### Records excerpted from a collection:
----------

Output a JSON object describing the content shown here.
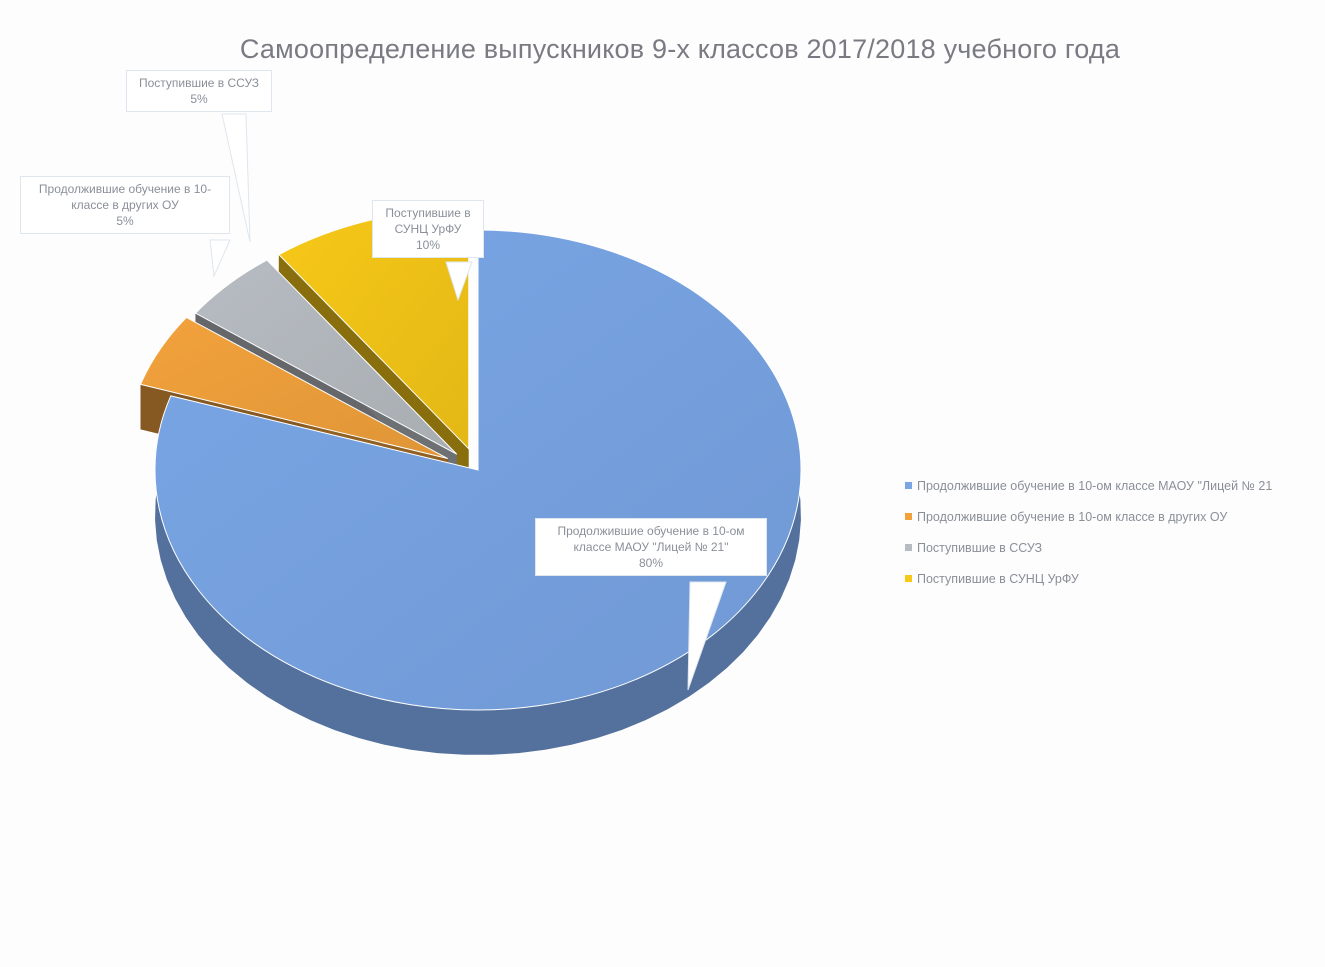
{
  "chart_data": {
    "type": "pie",
    "title": "Самоопределение выпускников 9-х классов 2017/2018  учебного года",
    "three_d": true,
    "slices": [
      {
        "label": "Продолжившие обучение в 10-ом классе МАОУ \"Лицей № 21\"",
        "value": 80,
        "value_label": "80%",
        "color": "#7aa6e6"
      },
      {
        "label": "Продолжившие обучение в 10-ом классе в других ОУ",
        "value": 5,
        "value_label": "5%",
        "color": "#f2a23c"
      },
      {
        "label": "Поступившие в ССУЗ",
        "value": 5,
        "value_label": "5%",
        "color": "#b7bcc2"
      },
      {
        "label": "Поступившие в СУНЦ УрФУ",
        "value": 10,
        "value_label": "10%",
        "color": "#f7c818"
      }
    ],
    "data_labels": [
      {
        "line1": "Продолжившие обучение в 10-ом",
        "line2": "классе МАОУ \"Лицей № 21\"",
        "line3": "80%"
      },
      {
        "line1": "Продолжившие обучение в 10-",
        "line2": "классе в других ОУ",
        "line3": "5%"
      },
      {
        "line1": "Поступившие в ССУЗ",
        "line2": "",
        "line3": "5%"
      },
      {
        "line1": "Поступившие в",
        "line2": "СУНЦ УрФУ",
        "line3": "10%"
      }
    ],
    "legend": {
      "position": "right",
      "items": [
        "Продолжившие обучение в 10-ом классе МАОУ \"Лицей № 21",
        "Продолжившие обучение в 10-ом классе в других ОУ",
        "Поступившие в ССУЗ",
        "Поступившие в СУНЦ УрФУ"
      ]
    }
  }
}
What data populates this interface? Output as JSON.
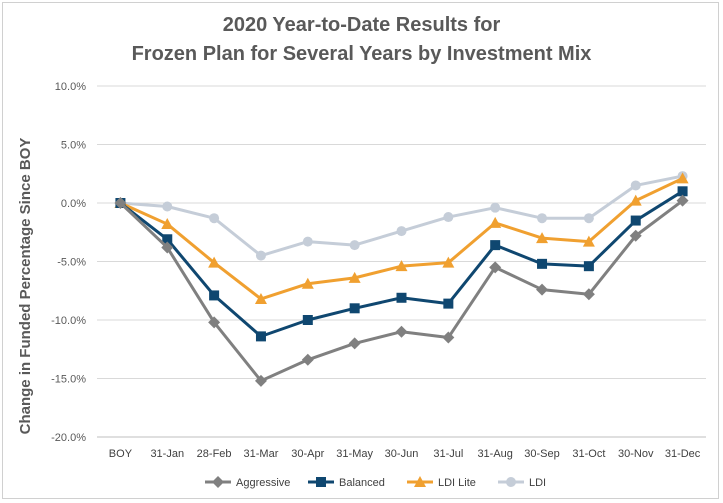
{
  "chart_data": {
    "type": "line",
    "title_line1": "2020 Year-to-Date Results for",
    "title_line2": "Frozen Plan for Several Years by Investment Mix",
    "xlabel": "",
    "ylabel": "Change in Funded Percentage Since BOY",
    "ylim": [
      -20,
      10
    ],
    "yticks": [
      10,
      5,
      0,
      -5,
      -10,
      -15,
      -20
    ],
    "ytick_labels": [
      "10.0%",
      "5.0%",
      "0.0%",
      "-5.0%",
      "-10.0%",
      "-15.0%",
      "-20.0%"
    ],
    "categories": [
      "BOY",
      "31-Jan",
      "28-Feb",
      "31-Mar",
      "30-Apr",
      "31-May",
      "30-Jun",
      "31-Jul",
      "31-Aug",
      "30-Sep",
      "31-Oct",
      "30-Nov",
      "31-Dec"
    ],
    "grid": true,
    "legend_position": "bottom",
    "series": [
      {
        "name": "Aggressive",
        "color": "#808080",
        "marker": "diamond",
        "values": [
          0,
          -3.8,
          -10.2,
          -15.2,
          -13.4,
          -12.0,
          -11.0,
          -11.5,
          -5.5,
          -7.4,
          -7.8,
          -2.8,
          0.2
        ]
      },
      {
        "name": "Balanced",
        "color": "#0f4770",
        "marker": "square",
        "values": [
          0,
          -3.1,
          -7.9,
          -11.4,
          -10.0,
          -9.0,
          -8.1,
          -8.6,
          -3.6,
          -5.2,
          -5.4,
          -1.5,
          1.0
        ]
      },
      {
        "name": "LDI Lite",
        "color": "#f0a030",
        "marker": "triangle",
        "values": [
          0,
          -1.8,
          -5.1,
          -8.2,
          -6.9,
          -6.4,
          -5.4,
          -5.1,
          -1.7,
          -3.0,
          -3.3,
          0.2,
          2.1
        ]
      },
      {
        "name": "LDI",
        "color": "#c5cdd8",
        "marker": "circle",
        "values": [
          0,
          -0.3,
          -1.3,
          -4.5,
          -3.3,
          -3.6,
          -2.4,
          -1.2,
          -0.4,
          -1.3,
          -1.3,
          1.5,
          2.3
        ]
      }
    ]
  }
}
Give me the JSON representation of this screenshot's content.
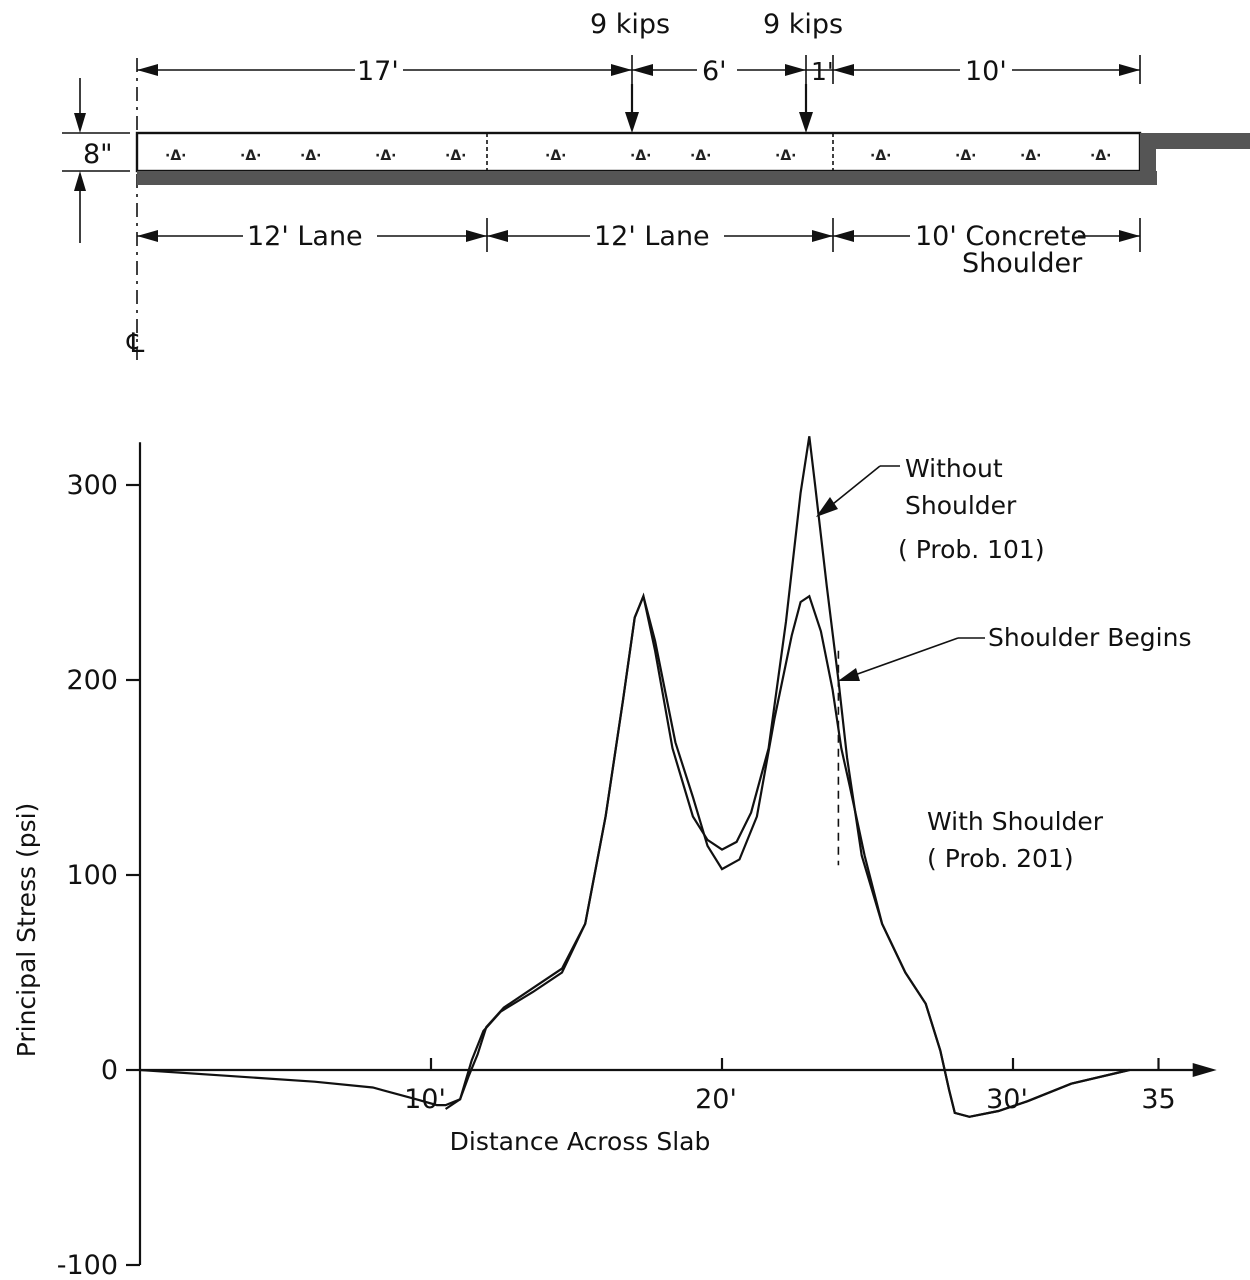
{
  "section_diagram": {
    "loads": [
      "9 kips",
      "9 kips"
    ],
    "spacing": [
      "17'",
      "6'",
      "1'",
      "10'"
    ],
    "slab_thickness": "8\"",
    "lanes": [
      "12' Lane",
      "12' Lane",
      "10' Concrete",
      "Shoulder"
    ],
    "centerline_symbol": "℄"
  },
  "chart_data": {
    "type": "line",
    "title": "",
    "xlabel": "Distance Across Slab",
    "ylabel": "Principal Stress  (psi)",
    "xlim": [
      0,
      37
    ],
    "ylim": [
      -100,
      325
    ],
    "x_ticks": [
      10,
      20,
      30,
      35
    ],
    "x_tick_labels": [
      "10'",
      "20'",
      "30'",
      "35"
    ],
    "y_ticks": [
      300,
      200,
      100,
      0,
      -100
    ],
    "y_tick_labels": [
      "300",
      "200",
      "100",
      "0",
      "-100"
    ],
    "annotations": {
      "without_shoulder": [
        "Without",
        "Shoulder",
        "( Prob. 101)"
      ],
      "shoulder_begins": "Shoulder Begins",
      "with_shoulder": [
        "With Shoulder",
        "( Prob. 201)"
      ]
    },
    "shoulder_begins_x": 24,
    "series": [
      {
        "points": [
          [
            0,
            0
          ],
          [
            3,
            -3
          ],
          [
            6,
            -6
          ],
          [
            8,
            -9
          ],
          [
            9.5,
            -15
          ],
          [
            10.2,
            -18
          ],
          [
            10.5,
            -18
          ],
          [
            11,
            -15
          ],
          [
            11.2,
            -5
          ],
          [
            11.4,
            5
          ],
          [
            11.8,
            20
          ],
          [
            12.4,
            30
          ],
          [
            13.5,
            40
          ],
          [
            14.5,
            50
          ],
          [
            15.3,
            75
          ],
          [
            16,
            130
          ],
          [
            16.6,
            190
          ],
          [
            17,
            232
          ],
          [
            17.3,
            243
          ],
          [
            17.7,
            215
          ],
          [
            18.3,
            165
          ],
          [
            19,
            130
          ],
          [
            19.5,
            118
          ],
          [
            20,
            113
          ],
          [
            20.5,
            117
          ],
          [
            21,
            132
          ],
          [
            21.6,
            165
          ],
          [
            22.2,
            230
          ],
          [
            22.7,
            296
          ],
          [
            23,
            325
          ],
          [
            23.2,
            300
          ],
          [
            23.6,
            248
          ],
          [
            24,
            200
          ],
          [
            24.3,
            160
          ],
          [
            24.8,
            110
          ],
          [
            25.5,
            75
          ],
          [
            26.3,
            50
          ],
          [
            27,
            34
          ],
          [
            27.5,
            10
          ],
          [
            27.8,
            -10
          ],
          [
            28,
            -22
          ],
          [
            28.5,
            -24
          ],
          [
            29.5,
            -21
          ],
          [
            30.5,
            -16
          ],
          [
            32,
            -7
          ],
          [
            34,
            0
          ]
        ]
      },
      {
        "points": [
          [
            10.5,
            -20
          ],
          [
            11,
            -15
          ],
          [
            11.3,
            -3
          ],
          [
            11.6,
            8
          ],
          [
            11.9,
            22
          ],
          [
            12.5,
            32
          ],
          [
            13.5,
            42
          ],
          [
            14.5,
            52
          ],
          [
            15.3,
            75
          ],
          [
            16,
            130
          ],
          [
            16.6,
            190
          ],
          [
            17,
            232
          ],
          [
            17.3,
            243
          ],
          [
            17.7,
            220
          ],
          [
            18.4,
            168
          ],
          [
            19,
            140
          ],
          [
            19.5,
            115
          ],
          [
            20,
            103
          ],
          [
            20.6,
            108
          ],
          [
            21.2,
            130
          ],
          [
            21.8,
            180
          ],
          [
            22.4,
            223
          ],
          [
            22.7,
            240
          ],
          [
            23,
            243
          ],
          [
            23.4,
            225
          ],
          [
            23.8,
            195
          ],
          [
            24.1,
            165
          ],
          [
            24.4,
            145
          ],
          [
            24.9,
            110
          ],
          [
            25.5,
            75
          ],
          [
            26.3,
            50
          ],
          [
            27,
            34
          ],
          [
            27.5,
            10
          ],
          [
            27.8,
            -10
          ],
          [
            28,
            -22
          ],
          [
            28.5,
            -24
          ],
          [
            29.5,
            -21
          ],
          [
            30.5,
            -16
          ],
          [
            32,
            -7
          ],
          [
            34,
            0
          ]
        ]
      }
    ]
  }
}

----------

### WHAT YOU ARE ASKED TO DO:
Every line in the data above that contains "ylabel" needs to be copied.

### ANSWER TO THE PROBLEM:
    "ylabel": "Change in Funded Percentage Since BOY",
    "ylabel": "Principal Stress  (psi)",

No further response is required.